Directions =>
Each entry that follows must be output without any deviation.

(Items from a data source)
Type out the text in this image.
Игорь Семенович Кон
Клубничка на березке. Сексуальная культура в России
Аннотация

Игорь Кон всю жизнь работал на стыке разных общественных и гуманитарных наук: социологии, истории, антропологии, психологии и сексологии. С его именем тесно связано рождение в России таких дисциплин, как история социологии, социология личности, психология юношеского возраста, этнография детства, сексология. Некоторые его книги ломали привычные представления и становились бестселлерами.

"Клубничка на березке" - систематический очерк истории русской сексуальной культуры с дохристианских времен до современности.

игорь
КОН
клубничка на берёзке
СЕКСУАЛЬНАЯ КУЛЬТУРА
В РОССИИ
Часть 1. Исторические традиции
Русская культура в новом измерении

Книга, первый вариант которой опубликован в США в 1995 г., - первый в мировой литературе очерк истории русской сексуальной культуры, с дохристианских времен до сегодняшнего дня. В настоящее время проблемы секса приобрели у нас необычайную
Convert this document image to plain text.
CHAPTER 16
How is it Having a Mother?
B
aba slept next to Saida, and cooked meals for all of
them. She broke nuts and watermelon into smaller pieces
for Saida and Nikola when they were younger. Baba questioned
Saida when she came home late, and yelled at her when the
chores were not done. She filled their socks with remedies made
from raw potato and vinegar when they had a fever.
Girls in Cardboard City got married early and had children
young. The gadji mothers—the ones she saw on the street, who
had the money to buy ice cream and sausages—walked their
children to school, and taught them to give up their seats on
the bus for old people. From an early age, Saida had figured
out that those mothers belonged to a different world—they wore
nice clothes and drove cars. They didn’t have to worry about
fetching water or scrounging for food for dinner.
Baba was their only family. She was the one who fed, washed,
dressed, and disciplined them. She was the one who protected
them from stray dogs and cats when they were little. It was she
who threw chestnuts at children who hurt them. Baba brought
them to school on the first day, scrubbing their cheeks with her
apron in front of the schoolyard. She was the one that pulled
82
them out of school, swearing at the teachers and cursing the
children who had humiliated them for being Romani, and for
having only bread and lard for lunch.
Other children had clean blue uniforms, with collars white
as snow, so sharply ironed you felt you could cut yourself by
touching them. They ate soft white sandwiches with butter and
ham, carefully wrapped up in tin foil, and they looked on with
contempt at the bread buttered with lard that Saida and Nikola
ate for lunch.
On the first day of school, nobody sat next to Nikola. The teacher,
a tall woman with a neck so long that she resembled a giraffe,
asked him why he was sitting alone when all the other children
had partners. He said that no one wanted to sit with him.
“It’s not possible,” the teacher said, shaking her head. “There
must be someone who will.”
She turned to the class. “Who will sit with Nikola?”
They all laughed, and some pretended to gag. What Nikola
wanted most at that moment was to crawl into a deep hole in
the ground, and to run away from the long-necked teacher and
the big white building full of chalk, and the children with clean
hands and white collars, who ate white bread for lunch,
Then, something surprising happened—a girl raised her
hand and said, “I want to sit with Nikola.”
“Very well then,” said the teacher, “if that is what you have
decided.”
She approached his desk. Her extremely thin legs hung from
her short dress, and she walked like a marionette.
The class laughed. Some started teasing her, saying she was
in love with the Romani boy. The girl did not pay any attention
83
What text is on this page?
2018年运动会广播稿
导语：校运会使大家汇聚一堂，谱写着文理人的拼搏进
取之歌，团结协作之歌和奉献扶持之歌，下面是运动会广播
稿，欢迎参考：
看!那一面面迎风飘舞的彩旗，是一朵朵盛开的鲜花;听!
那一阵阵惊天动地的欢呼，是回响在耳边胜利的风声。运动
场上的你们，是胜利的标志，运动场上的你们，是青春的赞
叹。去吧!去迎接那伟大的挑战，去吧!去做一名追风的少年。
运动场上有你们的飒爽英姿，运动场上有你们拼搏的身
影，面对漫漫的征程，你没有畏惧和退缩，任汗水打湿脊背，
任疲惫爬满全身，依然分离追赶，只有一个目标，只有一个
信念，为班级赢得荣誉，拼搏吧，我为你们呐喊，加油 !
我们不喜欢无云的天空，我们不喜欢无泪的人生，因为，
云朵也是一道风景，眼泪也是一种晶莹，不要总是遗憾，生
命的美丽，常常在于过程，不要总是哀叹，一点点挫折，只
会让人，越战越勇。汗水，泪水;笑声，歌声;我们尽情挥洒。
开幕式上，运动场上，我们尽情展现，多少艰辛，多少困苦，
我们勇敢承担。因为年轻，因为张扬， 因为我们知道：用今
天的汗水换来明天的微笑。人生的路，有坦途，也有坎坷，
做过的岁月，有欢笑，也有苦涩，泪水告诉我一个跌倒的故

Written answer =>
Type out the text in this image.
Игорь Семенович Кон
Клубничка на березке. Сексуальная культура в России
Аннотация

Игорь Кон всю жизнь работал на стыке разных общественных и гуманитарных наук: социологии, истории, антропологии, психологии и сексологии. С его именем тесно связано рождение в России таких дисциплин, как история социологии, социология личности, психология юношеского возраста, этнография детства, сексология. Некоторые его книги ломали привычные представления и становились бестселлерами.

"Клубничка на березке" - систематический очерк истории русской сексуальной культуры с дохристианских времен до современности.

игорь
КОН
клубничка на берёзке
СЕКСУАЛЬНАЯ КУЛЬТУРА
В РОССИИ
Часть 1. Исторические традиции
Русская культура в новом измерении

Книга, первый вариант которой опубликован в США в 1995 г., - первый в мировой литературе очерк истории русской сексуальной культуры, с дохристианских времен до сегодняшнего дня. В настоящее время проблемы секса приобрели у нас необычайную
Convert this document image to plain text.
CHAPTER 16
How is it Having a Mother?
B
aba slept next to Saida, and cooked meals for all of
them. She broke nuts and watermelon into smaller pieces
for Saida and Nikola when they were younger. Baba questioned
Saida when she came home late, and yelled at her when the
chores were not done. She filled their socks with remedies made
from raw potato and vinegar when they had a fever.
Girls in Cardboard City got married early and had children
young. The gadji mothers—the ones she saw on the street, who
had the money to buy ice cream and sausages—walked their
children to school, and taught them to give up their seats on
the bus for old people. From an early age, Saida had figured
out that those mothers belonged to a different world—they wore
nice clothes and drove cars. They didn’t have to worry about
fetching water or scrounging for food for dinner.
Baba was their only family. She was the one who fed, washed,
dressed, and disciplined them. She was the one who protected
them from stray dogs and cats when they were little. It was she
who threw chestnuts at children who hurt them. Baba brought
them to school on the first day, scrubbing their cheeks with her
apron in front of the schoolyard. She was the one that pulled
82
them out of school, swearing at the teachers and cursing the
children who had humiliated them for being Romani, and for
having only bread and lard for lunch.
Other children had clean blue uniforms, with collars white
as snow, so sharply ironed you felt you could cut yourself by
touching them. They ate soft white sandwiches with butter and
ham, carefully wrapped up in tin foil, and they looked on with
contempt at the bread buttered with lard that Saida and Nikola
ate for lunch.
On the first day of school, nobody sat next to Nikola. The teacher,
a tall woman with a neck so long that she resembled a giraffe,
asked him why he was sitting alone when all the other children
had partners. He said that no one wanted to sit with him.
“It’s not possible,” the teacher said, shaking her head. “There
must be someone who will.”
She turned to the class. “Who will sit with Nikola?”
They all laughed, and some pretended to gag. What Nikola
wanted most at that moment was to crawl into a deep hole in
the ground, and to run away from the long-necked teacher and
the big white building full of chalk, and the children with clean
hands and white collars, who ate white bread for lunch,
Then, something surprising happened—a girl raised her
hand and said, “I want to sit with Nikola.”
“Very well then,” said the teacher, “if that is what you have
decided.”
She approached his desk. Her extremely thin legs hung from
her short dress, and she walked like a marionette.
The class laughed. Some started teasing her, saying she was
in love with the Romani boy. The girl did not pay any attention
83
What text is on this page?
2018年运动会广播稿
导语：校运会使大家汇聚一堂，谱写着文理人的拼搏进
取之歌，团结协作之歌和奉献扶持之歌，下面是运动会广播
稿，欢迎参考：
看!那一面面迎风飘舞的彩旗，是一朵朵盛开的鲜花;听!
那一阵阵惊天动地的欢呼，是回响在耳边胜利的风声。运动
场上的你们，是胜利的标志，运动场上的你们，是青春的赞
叹。去吧!去迎接那伟大的挑战，去吧!去做一名追风的少年。
运动场上有你们的飒爽英姿，运动场上有你们拼搏的身
影，面对漫漫的征程，你没有畏惧和退缩，任汗水打湿脊背，
任疲惫爬满全身，依然分离追赶，只有一个目标，只有一个
信念，为班级赢得荣誉，拼搏吧，我为你们呐喊，加油 !
我们不喜欢无云的天空，我们不喜欢无泪的人生，因为，
云朵也是一道风景，眼泪也是一种晶莹，不要总是遗憾，生
命的美丽，常常在于过程，不要总是哀叹，一点点挫折，只
会让人，越战越勇。汗水，泪水;笑声，歌声;我们尽情挥洒。
开幕式上，运动场上，我们尽情展现，多少艰辛，多少困苦，
我们勇敢承担。因为年轻，因为张扬， 因为我们知道：用今
天的汗水换来明天的微笑。人生的路，有坦途，也有坎坷，
做过的岁月，有欢笑，也有苦涩，泪水告诉我一个跌倒的故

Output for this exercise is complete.